### Given task
Count every line that has the word "Гердеръ" in it; give no more than the number.

------ Records for this exercise ------

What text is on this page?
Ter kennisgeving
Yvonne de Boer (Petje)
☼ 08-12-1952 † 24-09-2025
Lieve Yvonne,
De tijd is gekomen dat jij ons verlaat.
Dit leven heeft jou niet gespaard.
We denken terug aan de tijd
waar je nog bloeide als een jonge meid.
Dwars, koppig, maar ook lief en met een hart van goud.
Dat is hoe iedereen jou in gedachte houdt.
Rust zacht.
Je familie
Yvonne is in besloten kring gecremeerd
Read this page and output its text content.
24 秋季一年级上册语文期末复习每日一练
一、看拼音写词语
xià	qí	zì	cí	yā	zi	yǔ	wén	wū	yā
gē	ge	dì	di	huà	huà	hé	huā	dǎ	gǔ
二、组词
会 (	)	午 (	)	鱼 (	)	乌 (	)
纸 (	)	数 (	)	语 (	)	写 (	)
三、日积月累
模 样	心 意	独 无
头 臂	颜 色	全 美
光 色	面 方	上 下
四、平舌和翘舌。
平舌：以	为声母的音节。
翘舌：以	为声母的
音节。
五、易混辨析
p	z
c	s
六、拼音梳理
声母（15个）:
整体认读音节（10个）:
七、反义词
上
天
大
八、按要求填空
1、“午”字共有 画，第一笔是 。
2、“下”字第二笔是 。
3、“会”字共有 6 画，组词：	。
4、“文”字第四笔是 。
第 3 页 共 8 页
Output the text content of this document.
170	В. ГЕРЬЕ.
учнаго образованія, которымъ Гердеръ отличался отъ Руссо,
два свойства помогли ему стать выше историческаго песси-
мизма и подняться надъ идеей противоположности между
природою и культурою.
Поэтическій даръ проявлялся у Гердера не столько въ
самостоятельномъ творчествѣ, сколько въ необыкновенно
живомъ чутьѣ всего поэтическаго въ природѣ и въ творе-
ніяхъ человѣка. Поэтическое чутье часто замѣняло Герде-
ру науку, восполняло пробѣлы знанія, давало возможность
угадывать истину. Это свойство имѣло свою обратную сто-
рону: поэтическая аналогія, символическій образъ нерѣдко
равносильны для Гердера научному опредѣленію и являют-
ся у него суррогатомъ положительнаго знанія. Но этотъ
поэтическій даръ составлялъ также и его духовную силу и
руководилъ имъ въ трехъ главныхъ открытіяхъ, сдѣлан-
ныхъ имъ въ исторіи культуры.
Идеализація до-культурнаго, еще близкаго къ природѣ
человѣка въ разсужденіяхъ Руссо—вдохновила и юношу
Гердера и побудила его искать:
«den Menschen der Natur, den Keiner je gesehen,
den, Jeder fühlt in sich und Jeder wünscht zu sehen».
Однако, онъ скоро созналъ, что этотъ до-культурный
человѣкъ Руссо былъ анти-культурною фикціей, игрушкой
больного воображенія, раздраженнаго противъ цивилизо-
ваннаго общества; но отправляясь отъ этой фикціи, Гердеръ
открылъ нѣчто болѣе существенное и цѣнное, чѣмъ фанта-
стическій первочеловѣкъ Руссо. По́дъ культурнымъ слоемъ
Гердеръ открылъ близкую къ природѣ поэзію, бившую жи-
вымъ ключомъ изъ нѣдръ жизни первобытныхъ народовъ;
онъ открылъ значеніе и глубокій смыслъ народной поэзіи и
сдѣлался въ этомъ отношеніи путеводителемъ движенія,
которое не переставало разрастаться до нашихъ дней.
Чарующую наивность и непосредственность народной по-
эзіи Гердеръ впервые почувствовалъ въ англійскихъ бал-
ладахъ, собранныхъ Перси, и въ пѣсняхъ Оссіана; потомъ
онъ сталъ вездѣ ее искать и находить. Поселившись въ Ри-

------

### Answer in full
4